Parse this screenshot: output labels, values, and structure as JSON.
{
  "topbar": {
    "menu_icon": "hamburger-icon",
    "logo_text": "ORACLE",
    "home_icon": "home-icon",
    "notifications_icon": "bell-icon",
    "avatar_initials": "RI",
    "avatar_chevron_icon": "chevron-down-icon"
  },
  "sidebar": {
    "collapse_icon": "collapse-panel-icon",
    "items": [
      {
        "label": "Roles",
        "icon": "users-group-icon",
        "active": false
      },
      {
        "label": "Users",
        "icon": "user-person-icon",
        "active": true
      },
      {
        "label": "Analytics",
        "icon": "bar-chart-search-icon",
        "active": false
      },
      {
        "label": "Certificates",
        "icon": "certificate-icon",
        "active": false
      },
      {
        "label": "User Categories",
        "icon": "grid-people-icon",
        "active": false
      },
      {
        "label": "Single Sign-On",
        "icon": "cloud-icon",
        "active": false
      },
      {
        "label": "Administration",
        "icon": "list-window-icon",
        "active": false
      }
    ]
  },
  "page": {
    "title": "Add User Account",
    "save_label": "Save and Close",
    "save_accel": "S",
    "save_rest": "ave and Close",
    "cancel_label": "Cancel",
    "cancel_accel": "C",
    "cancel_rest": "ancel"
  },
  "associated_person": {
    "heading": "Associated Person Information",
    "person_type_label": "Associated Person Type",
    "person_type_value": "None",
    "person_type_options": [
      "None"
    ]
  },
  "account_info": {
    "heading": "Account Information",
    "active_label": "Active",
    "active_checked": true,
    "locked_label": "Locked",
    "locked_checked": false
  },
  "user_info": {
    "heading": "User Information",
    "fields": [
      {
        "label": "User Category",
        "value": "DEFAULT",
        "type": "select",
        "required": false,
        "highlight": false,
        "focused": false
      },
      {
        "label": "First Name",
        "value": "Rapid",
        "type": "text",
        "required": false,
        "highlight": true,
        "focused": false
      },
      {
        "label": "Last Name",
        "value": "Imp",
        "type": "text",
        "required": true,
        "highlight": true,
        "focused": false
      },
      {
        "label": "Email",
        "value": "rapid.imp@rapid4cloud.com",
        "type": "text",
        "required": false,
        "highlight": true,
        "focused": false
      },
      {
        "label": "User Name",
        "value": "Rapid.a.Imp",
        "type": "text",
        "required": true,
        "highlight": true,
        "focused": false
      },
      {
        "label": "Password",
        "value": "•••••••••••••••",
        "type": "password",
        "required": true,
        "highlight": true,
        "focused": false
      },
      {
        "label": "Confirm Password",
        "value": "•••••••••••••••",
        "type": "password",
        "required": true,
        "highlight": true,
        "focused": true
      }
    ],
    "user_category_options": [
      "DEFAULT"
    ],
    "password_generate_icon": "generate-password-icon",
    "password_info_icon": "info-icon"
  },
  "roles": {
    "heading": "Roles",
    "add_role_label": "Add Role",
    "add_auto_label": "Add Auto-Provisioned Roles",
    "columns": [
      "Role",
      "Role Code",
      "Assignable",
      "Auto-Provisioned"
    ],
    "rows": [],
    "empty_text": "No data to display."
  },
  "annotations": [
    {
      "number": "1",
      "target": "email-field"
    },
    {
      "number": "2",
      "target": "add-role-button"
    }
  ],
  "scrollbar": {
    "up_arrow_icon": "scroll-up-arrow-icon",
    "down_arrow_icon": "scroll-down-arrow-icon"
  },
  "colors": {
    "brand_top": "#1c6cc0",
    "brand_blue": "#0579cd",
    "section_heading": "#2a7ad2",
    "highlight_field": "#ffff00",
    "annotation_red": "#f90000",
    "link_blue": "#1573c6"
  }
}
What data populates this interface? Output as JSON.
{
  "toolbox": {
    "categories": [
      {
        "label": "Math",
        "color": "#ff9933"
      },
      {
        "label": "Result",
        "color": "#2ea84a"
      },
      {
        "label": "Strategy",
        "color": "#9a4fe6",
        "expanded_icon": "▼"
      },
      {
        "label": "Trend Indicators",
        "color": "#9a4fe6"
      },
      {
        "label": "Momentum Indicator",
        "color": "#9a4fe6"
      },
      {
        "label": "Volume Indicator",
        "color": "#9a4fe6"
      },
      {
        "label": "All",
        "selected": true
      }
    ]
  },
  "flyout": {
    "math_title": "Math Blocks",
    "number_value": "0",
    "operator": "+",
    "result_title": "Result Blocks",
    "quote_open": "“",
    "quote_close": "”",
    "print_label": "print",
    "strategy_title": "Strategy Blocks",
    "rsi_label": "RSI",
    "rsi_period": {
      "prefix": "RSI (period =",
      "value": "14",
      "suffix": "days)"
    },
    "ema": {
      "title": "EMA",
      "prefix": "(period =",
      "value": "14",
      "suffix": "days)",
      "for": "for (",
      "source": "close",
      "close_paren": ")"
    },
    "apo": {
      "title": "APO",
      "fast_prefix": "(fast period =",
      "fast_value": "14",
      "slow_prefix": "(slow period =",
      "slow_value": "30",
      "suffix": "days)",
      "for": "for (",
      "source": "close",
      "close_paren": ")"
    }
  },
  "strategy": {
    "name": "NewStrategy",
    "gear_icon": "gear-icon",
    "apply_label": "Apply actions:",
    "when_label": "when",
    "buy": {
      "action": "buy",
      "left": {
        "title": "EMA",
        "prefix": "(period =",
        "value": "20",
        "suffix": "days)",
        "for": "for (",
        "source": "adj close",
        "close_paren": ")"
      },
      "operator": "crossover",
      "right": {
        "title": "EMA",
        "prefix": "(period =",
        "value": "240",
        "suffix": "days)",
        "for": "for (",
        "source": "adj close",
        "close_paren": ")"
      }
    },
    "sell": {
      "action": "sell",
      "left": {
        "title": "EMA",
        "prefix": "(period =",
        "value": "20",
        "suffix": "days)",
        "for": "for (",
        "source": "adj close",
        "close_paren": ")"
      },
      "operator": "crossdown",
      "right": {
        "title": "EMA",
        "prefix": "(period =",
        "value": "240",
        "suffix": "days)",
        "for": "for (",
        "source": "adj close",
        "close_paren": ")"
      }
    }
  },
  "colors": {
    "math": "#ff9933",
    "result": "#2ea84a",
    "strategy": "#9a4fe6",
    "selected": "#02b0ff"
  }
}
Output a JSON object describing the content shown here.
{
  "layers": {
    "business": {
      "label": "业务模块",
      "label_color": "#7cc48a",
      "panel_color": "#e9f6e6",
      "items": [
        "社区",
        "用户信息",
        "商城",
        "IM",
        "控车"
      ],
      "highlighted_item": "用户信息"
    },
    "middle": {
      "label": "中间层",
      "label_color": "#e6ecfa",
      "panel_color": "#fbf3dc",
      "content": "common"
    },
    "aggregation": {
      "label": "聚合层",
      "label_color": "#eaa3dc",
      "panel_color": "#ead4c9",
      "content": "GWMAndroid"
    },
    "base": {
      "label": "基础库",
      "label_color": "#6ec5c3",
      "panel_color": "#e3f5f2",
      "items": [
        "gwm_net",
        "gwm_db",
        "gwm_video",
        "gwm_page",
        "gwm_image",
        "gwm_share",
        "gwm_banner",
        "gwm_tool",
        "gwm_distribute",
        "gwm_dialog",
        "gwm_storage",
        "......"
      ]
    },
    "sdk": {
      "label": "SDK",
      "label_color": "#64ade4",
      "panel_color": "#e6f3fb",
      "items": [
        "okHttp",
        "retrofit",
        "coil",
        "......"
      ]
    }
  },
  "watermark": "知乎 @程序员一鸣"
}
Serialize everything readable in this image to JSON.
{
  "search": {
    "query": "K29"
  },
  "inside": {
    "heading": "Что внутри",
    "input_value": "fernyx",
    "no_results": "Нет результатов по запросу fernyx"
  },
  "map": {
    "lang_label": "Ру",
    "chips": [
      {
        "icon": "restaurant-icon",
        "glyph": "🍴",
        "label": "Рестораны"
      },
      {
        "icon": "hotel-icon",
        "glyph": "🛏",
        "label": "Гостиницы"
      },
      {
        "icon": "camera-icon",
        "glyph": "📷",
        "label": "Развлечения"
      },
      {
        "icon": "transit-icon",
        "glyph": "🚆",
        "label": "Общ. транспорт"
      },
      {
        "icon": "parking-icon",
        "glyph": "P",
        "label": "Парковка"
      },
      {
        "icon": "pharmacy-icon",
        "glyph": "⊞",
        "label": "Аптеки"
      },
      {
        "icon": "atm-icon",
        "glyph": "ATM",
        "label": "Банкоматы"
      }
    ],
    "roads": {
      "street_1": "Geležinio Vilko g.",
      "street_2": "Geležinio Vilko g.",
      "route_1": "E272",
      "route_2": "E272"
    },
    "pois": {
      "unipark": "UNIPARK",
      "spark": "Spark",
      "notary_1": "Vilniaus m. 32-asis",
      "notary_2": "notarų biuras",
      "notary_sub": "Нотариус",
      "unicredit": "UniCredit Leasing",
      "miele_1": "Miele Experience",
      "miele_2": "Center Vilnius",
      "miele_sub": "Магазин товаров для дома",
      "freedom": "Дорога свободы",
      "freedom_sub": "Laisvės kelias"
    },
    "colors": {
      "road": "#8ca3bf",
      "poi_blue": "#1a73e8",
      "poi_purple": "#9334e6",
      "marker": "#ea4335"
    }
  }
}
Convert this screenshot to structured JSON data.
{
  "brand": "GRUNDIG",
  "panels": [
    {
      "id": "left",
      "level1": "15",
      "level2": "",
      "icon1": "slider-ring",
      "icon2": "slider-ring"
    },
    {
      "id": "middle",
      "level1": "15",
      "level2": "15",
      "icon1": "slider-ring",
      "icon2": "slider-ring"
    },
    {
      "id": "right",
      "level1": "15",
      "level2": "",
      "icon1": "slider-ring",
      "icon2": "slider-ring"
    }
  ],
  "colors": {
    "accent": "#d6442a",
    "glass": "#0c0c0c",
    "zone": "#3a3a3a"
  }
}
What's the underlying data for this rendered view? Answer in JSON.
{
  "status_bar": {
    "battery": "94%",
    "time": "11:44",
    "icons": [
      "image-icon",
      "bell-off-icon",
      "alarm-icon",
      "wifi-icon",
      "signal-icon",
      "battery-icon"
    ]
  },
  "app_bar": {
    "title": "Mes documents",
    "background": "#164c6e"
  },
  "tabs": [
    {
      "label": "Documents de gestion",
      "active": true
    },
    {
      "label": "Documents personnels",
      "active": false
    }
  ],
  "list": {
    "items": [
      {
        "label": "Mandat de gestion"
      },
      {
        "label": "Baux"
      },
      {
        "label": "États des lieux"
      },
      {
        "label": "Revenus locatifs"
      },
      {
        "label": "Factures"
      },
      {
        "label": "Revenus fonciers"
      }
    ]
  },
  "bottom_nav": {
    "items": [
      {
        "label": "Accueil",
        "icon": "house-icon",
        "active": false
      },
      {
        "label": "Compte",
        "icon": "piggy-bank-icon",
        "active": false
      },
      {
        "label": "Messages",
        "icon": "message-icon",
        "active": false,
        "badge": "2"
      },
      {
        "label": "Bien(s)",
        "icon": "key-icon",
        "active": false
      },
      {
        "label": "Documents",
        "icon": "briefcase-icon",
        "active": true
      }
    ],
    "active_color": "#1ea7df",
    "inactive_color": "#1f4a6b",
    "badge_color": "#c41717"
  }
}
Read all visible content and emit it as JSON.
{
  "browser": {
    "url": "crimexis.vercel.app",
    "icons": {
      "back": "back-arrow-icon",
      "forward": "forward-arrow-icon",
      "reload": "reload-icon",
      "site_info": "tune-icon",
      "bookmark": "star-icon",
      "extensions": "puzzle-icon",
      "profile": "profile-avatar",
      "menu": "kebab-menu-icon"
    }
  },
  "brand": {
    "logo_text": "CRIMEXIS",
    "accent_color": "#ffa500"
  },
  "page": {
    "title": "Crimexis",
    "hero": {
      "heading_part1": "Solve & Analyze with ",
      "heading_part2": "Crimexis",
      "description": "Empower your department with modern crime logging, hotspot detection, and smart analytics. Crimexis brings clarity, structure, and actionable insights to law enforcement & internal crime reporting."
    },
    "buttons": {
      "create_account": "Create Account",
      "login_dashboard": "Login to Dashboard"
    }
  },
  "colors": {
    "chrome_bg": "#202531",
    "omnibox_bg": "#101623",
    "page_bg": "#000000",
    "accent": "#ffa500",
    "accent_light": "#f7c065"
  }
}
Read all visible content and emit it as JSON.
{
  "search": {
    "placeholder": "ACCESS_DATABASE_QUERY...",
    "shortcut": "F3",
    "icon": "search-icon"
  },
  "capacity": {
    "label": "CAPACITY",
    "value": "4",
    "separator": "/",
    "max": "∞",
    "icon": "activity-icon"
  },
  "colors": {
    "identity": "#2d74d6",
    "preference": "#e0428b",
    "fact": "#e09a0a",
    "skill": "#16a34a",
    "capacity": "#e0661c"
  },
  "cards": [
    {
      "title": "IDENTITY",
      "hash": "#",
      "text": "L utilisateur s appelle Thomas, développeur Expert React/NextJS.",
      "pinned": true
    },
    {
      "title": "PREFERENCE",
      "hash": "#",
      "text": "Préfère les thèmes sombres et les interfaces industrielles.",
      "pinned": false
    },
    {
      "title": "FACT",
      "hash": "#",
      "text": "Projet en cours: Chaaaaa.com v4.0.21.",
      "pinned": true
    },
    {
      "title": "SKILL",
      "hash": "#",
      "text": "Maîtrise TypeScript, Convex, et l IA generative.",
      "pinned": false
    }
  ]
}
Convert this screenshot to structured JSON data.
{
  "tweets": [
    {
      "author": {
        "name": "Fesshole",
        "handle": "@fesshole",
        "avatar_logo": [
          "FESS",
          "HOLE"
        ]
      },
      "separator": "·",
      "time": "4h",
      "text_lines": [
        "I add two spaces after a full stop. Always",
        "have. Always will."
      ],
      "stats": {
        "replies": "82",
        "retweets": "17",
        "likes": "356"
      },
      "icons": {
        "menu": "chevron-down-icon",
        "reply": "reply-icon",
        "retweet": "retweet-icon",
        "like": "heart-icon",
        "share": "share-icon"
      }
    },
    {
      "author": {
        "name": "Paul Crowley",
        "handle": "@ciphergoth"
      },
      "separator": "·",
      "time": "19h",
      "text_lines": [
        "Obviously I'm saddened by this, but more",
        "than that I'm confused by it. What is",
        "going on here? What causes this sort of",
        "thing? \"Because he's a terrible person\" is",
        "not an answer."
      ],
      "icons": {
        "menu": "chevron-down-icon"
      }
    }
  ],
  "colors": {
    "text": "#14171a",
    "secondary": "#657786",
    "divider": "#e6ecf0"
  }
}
☆ ☆ ☆ ☆ ☆ ☆ ☆
# AIM
Return every line above in which the string "fernyx" occurs.

# FINISHED EXERCISE
    "input_value": "fernyx",
    "no_results": "Нет результатов по запросу fernyx"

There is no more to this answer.